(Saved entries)

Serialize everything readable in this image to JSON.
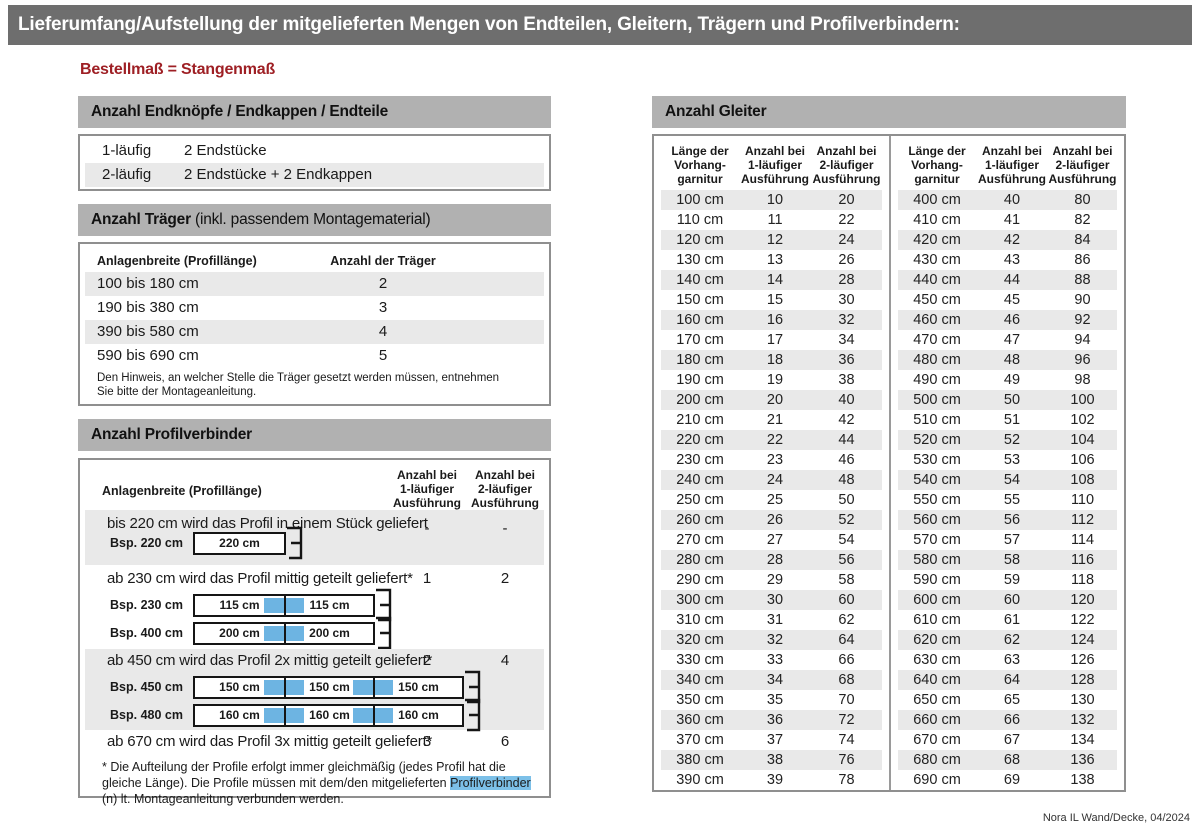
{
  "colors": {
    "topbar": "#6e6e6e",
    "section_header": "#b1b1b1",
    "stripe": "#e9e9e9",
    "accent_red": "#9e1f24",
    "connector_blue": "#6db4e2",
    "highlight_blue": "#7cc0e8",
    "table_border": "#8f8f8f"
  },
  "page": {
    "title": "Lieferumfang/Aufstellung der mitgelieferten Mengen von Endteilen, Gleitern, Trägern und Profilverbindern:",
    "subtitle": "Bestellmaß = Stangenmaß",
    "footer": "Nora IL Wand/Decke, 04/2024"
  },
  "endteile": {
    "header": "Anzahl Endknöpfe / Endkappen / Endteile",
    "rows": [
      {
        "label": "1-läufig",
        "value": "2 Endstücke"
      },
      {
        "label": "2-läufig",
        "value": "2 Endstücke + 2 Endkappen"
      }
    ]
  },
  "traeger": {
    "header_bold": "Anzahl Träger",
    "header_rest": " (inkl. passendem Montagematerial)",
    "col1": "Anlagenbreite (Profillänge)",
    "col2": "Anzahl der Träger",
    "rows": [
      {
        "range": "100 bis 180 cm",
        "count": "2"
      },
      {
        "range": "190 bis 380 cm",
        "count": "3"
      },
      {
        "range": "390 bis 580 cm",
        "count": "4"
      },
      {
        "range": "590 bis 690 cm",
        "count": "5"
      }
    ],
    "note": "Den Hinweis, an welcher Stelle die Träger gesetzt werden müssen, entnehmen Sie bitte der Montageanleitung."
  },
  "profilverbinder": {
    "header": "Anzahl Profilverbinder",
    "col1": "Anlagenbreite (Profillänge)",
    "col2_lines": [
      "Anzahl bei",
      "1-läufiger",
      "Ausführung"
    ],
    "col3_lines": [
      "Anzahl bei",
      "2-läufiger",
      "Ausführung"
    ],
    "rows": [
      {
        "text": "bis 220 cm wird das Profil in einem Stück geliefert",
        "v1": "-",
        "v2": "-",
        "diagrams": [
          {
            "label": "Bsp. 220 cm",
            "segments": [
              "220 cm"
            ]
          }
        ]
      },
      {
        "text": "ab 230 cm wird das Profil mittig geteilt geliefert*",
        "v1": "1",
        "v2": "2",
        "diagrams": [
          {
            "label": "Bsp. 230 cm",
            "segments": [
              "115 cm",
              "115 cm"
            ]
          },
          {
            "label": "Bsp. 400 cm",
            "segments": [
              "200 cm",
              "200 cm"
            ]
          }
        ]
      },
      {
        "text": "ab 450 cm wird das Profil 2x mittig geteilt geliefert*",
        "v1": "2",
        "v2": "4",
        "diagrams": [
          {
            "label": "Bsp. 450 cm",
            "segments": [
              "150 cm",
              "150 cm",
              "150 cm"
            ]
          },
          {
            "label": "Bsp. 480 cm",
            "segments": [
              "160 cm",
              "160 cm",
              "160 cm"
            ]
          }
        ]
      },
      {
        "text": "ab 670 cm wird das Profil 3x mittig geteilt geliefert*",
        "v1": "3",
        "v2": "6",
        "diagrams": []
      }
    ],
    "footnote": {
      "pre": "* Die Aufteilung der Profile erfolgt immer gleichmäßig (jedes Profil hat die gleiche Länge). Die Profile müssen mit dem/den mitgelieferten ",
      "highlight": "Profilverbinder",
      "post": " (n) lt. Montageanleitung verbunden werden."
    }
  },
  "gleiter": {
    "header": "Anzahl Gleiter",
    "columns": [
      [
        "Länge der",
        "Vorhang-",
        "garnitur"
      ],
      [
        "Anzahl bei",
        "1-läufiger",
        "Ausführung"
      ],
      [
        "Anzahl bei",
        "2-läufiger",
        "Ausführung"
      ]
    ],
    "left_rows": [
      [
        "100 cm",
        "10",
        "20"
      ],
      [
        "110 cm",
        "11",
        "22"
      ],
      [
        "120 cm",
        "12",
        "24"
      ],
      [
        "130 cm",
        "13",
        "26"
      ],
      [
        "140 cm",
        "14",
        "28"
      ],
      [
        "150 cm",
        "15",
        "30"
      ],
      [
        "160 cm",
        "16",
        "32"
      ],
      [
        "170 cm",
        "17",
        "34"
      ],
      [
        "180 cm",
        "18",
        "36"
      ],
      [
        "190 cm",
        "19",
        "38"
      ],
      [
        "200 cm",
        "20",
        "40"
      ],
      [
        "210 cm",
        "21",
        "42"
      ],
      [
        "220 cm",
        "22",
        "44"
      ],
      [
        "230 cm",
        "23",
        "46"
      ],
      [
        "240 cm",
        "24",
        "48"
      ],
      [
        "250 cm",
        "25",
        "50"
      ],
      [
        "260 cm",
        "26",
        "52"
      ],
      [
        "270 cm",
        "27",
        "54"
      ],
      [
        "280 cm",
        "28",
        "56"
      ],
      [
        "290 cm",
        "29",
        "58"
      ],
      [
        "300 cm",
        "30",
        "60"
      ],
      [
        "310 cm",
        "31",
        "62"
      ],
      [
        "320 cm",
        "32",
        "64"
      ],
      [
        "330 cm",
        "33",
        "66"
      ],
      [
        "340 cm",
        "34",
        "68"
      ],
      [
        "350 cm",
        "35",
        "70"
      ],
      [
        "360 cm",
        "36",
        "72"
      ],
      [
        "370 cm",
        "37",
        "74"
      ],
      [
        "380 cm",
        "38",
        "76"
      ],
      [
        "390 cm",
        "39",
        "78"
      ]
    ],
    "right_rows": [
      [
        "400 cm",
        "40",
        "80"
      ],
      [
        "410 cm",
        "41",
        "82"
      ],
      [
        "420 cm",
        "42",
        "84"
      ],
      [
        "430 cm",
        "43",
        "86"
      ],
      [
        "440 cm",
        "44",
        "88"
      ],
      [
        "450 cm",
        "45",
        "90"
      ],
      [
        "460 cm",
        "46",
        "92"
      ],
      [
        "470 cm",
        "47",
        "94"
      ],
      [
        "480 cm",
        "48",
        "96"
      ],
      [
        "490 cm",
        "49",
        "98"
      ],
      [
        "500 cm",
        "50",
        "100"
      ],
      [
        "510 cm",
        "51",
        "102"
      ],
      [
        "520 cm",
        "52",
        "104"
      ],
      [
        "530 cm",
        "53",
        "106"
      ],
      [
        "540 cm",
        "54",
        "108"
      ],
      [
        "550 cm",
        "55",
        "110"
      ],
      [
        "560 cm",
        "56",
        "112"
      ],
      [
        "570 cm",
        "57",
        "114"
      ],
      [
        "580 cm",
        "58",
        "116"
      ],
      [
        "590 cm",
        "59",
        "118"
      ],
      [
        "600 cm",
        "60",
        "120"
      ],
      [
        "610 cm",
        "61",
        "122"
      ],
      [
        "620 cm",
        "62",
        "124"
      ],
      [
        "630 cm",
        "63",
        "126"
      ],
      [
        "640 cm",
        "64",
        "128"
      ],
      [
        "650 cm",
        "65",
        "130"
      ],
      [
        "660 cm",
        "66",
        "132"
      ],
      [
        "670 cm",
        "67",
        "134"
      ],
      [
        "680 cm",
        "68",
        "136"
      ],
      [
        "690 cm",
        "69",
        "138"
      ]
    ]
  }
}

TASK BRIEF: Repeat each entry above word for word, leaving every picture out.

ANSWER FOR THE TASK:
Serialize everything readable in this image to JSON.
{
  "colors": {
    "topbar": "#6e6e6e",
    "section_header": "#b1b1b1",
    "stripe": "#e9e9e9",
    "accent_red": "#9e1f24",
    "connector_blue": "#6db4e2",
    "highlight_blue": "#7cc0e8",
    "table_border": "#8f8f8f"
  },
  "page": {
    "title": "Lieferumfang/Aufstellung der mitgelieferten Mengen von Endteilen, Gleitern, Trägern und Profilverbindern:",
    "subtitle": "Bestellmaß = Stangenmaß",
    "footer": "Nora IL Wand/Decke, 04/2024"
  },
  "endteile": {
    "header": "Anzahl Endknöpfe / Endkappen / Endteile",
    "rows": [
      {
        "label": "1-läufig",
        "value": "2 Endstücke"
      },
      {
        "label": "2-läufig",
        "value": "2 Endstücke + 2 Endkappen"
      }
    ]
  },
  "traeger": {
    "header_bold": "Anzahl Träger",
    "header_rest": " (inkl. passendem Montagematerial)",
    "col1": "Anlagenbreite (Profillänge)",
    "col2": "Anzahl der Träger",
    "rows": [
      {
        "range": "100 bis 180 cm",
        "count": "2"
      },
      {
        "range": "190 bis 380 cm",
        "count": "3"
      },
      {
        "range": "390 bis 580 cm",
        "count": "4"
      },
      {
        "range": "590 bis 690 cm",
        "count": "5"
      }
    ],
    "note": "Den Hinweis, an welcher Stelle die Träger gesetzt werden müssen, entnehmen Sie bitte der Montageanleitung."
  },
  "profilverbinder": {
    "header": "Anzahl Profilverbinder",
    "col1": "Anlagenbreite (Profillänge)",
    "col2_lines": [
      "Anzahl bei",
      "1-läufiger",
      "Ausführung"
    ],
    "col3_lines": [
      "Anzahl bei",
      "2-läufiger",
      "Ausführung"
    ],
    "rows": [
      {
        "text": "bis 220 cm wird das Profil in einem Stück geliefert",
        "v1": "-",
        "v2": "-",
        "diagrams": [
          {
            "label": "Bsp. 220 cm",
            "segments": [
              "220 cm"
            ]
          }
        ]
      },
      {
        "text": "ab 230 cm wird das Profil mittig geteilt geliefert*",
        "v1": "1",
        "v2": "2",
        "diagrams": [
          {
            "label": "Bsp. 230 cm",
            "segments": [
              "115 cm",
              "115 cm"
            ]
          },
          {
            "label": "Bsp. 400 cm",
            "segments": [
              "200 cm",
              "200 cm"
            ]
          }
        ]
      },
      {
        "text": "ab 450 cm wird das Profil 2x mittig geteilt geliefert*",
        "v1": "2",
        "v2": "4",
        "diagrams": [
          {
            "label": "Bsp. 450 cm",
            "segments": [
              "150 cm",
              "150 cm",
              "150 cm"
            ]
          },
          {
            "label": "Bsp. 480 cm",
            "segments": [
              "160 cm",
              "160 cm",
              "160 cm"
            ]
          }
        ]
      },
      {
        "text": "ab 670 cm wird das Profil 3x mittig geteilt geliefert*",
        "v1": "3",
        "v2": "6",
        "diagrams": []
      }
    ],
    "footnote": {
      "pre": "* Die Aufteilung der Profile erfolgt immer gleichmäßig (jedes Profil hat die gleiche Länge). Die Profile müssen mit dem/den mitgelieferten ",
      "highlight": "Profilverbinder",
      "post": " (n) lt. Montageanleitung verbunden werden."
    }
  },
  "gleiter": {
    "header": "Anzahl Gleiter",
    "columns": [
      [
        "Länge der",
        "Vorhang-",
        "garnitur"
      ],
      [
        "Anzahl bei",
        "1-läufiger",
        "Ausführung"
      ],
      [
        "Anzahl bei",
        "2-läufiger",
        "Ausführung"
      ]
    ],
    "left_rows": [
      [
        "100 cm",
        "10",
        "20"
      ],
      [
        "110 cm",
        "11",
        "22"
      ],
      [
        "120 cm",
        "12",
        "24"
      ],
      [
        "130 cm",
        "13",
        "26"
      ],
      [
        "140 cm",
        "14",
        "28"
      ],
      [
        "150 cm",
        "15",
        "30"
      ],
      [
        "160 cm",
        "16",
        "32"
      ],
      [
        "170 cm",
        "17",
        "34"
      ],
      [
        "180 cm",
        "18",
        "36"
      ],
      [
        "190 cm",
        "19",
        "38"
      ],
      [
        "200 cm",
        "20",
        "40"
      ],
      [
        "210 cm",
        "21",
        "42"
      ],
      [
        "220 cm",
        "22",
        "44"
      ],
      [
        "230 cm",
        "23",
        "46"
      ],
      [
        "240 cm",
        "24",
        "48"
      ],
      [
        "250 cm",
        "25",
        "50"
      ],
      [
        "260 cm",
        "26",
        "52"
      ],
      [
        "270 cm",
        "27",
        "54"
      ],
      [
        "280 cm",
        "28",
        "56"
      ],
      [
        "290 cm",
        "29",
        "58"
      ],
      [
        "300 cm",
        "30",
        "60"
      ],
      [
        "310 cm",
        "31",
        "62"
      ],
      [
        "320 cm",
        "32",
        "64"
      ],
      [
        "330 cm",
        "33",
        "66"
      ],
      [
        "340 cm",
        "34",
        "68"
      ],
      [
        "350 cm",
        "35",
        "70"
      ],
      [
        "360 cm",
        "36",
        "72"
      ],
      [
        "370 cm",
        "37",
        "74"
      ],
      [
        "380 cm",
        "38",
        "76"
      ],
      [
        "390 cm",
        "39",
        "78"
      ]
    ],
    "right_rows": [
      [
        "400 cm",
        "40",
        "80"
      ],
      [
        "410 cm",
        "41",
        "82"
      ],
      [
        "420 cm",
        "42",
        "84"
      ],
      [
        "430 cm",
        "43",
        "86"
      ],
      [
        "440 cm",
        "44",
        "88"
      ],
      [
        "450 cm",
        "45",
        "90"
      ],
      [
        "460 cm",
        "46",
        "92"
      ],
      [
        "470 cm",
        "47",
        "94"
      ],
      [
        "480 cm",
        "48",
        "96"
      ],
      [
        "490 cm",
        "49",
        "98"
      ],
      [
        "500 cm",
        "50",
        "100"
      ],
      [
        "510 cm",
        "51",
        "102"
      ],
      [
        "520 cm",
        "52",
        "104"
      ],
      [
        "530 cm",
        "53",
        "106"
      ],
      [
        "540 cm",
        "54",
        "108"
      ],
      [
        "550 cm",
        "55",
        "110"
      ],
      [
        "560 cm",
        "56",
        "112"
      ],
      [
        "570 cm",
        "57",
        "114"
      ],
      [
        "580 cm",
        "58",
        "116"
      ],
      [
        "590 cm",
        "59",
        "118"
      ],
      [
        "600 cm",
        "60",
        "120"
      ],
      [
        "610 cm",
        "61",
        "122"
      ],
      [
        "620 cm",
        "62",
        "124"
      ],
      [
        "630 cm",
        "63",
        "126"
      ],
      [
        "640 cm",
        "64",
        "128"
      ],
      [
        "650 cm",
        "65",
        "130"
      ],
      [
        "660 cm",
        "66",
        "132"
      ],
      [
        "670 cm",
        "67",
        "134"
      ],
      [
        "680 cm",
        "68",
        "136"
      ],
      [
        "690 cm",
        "69",
        "138"
      ]
    ]
  }
}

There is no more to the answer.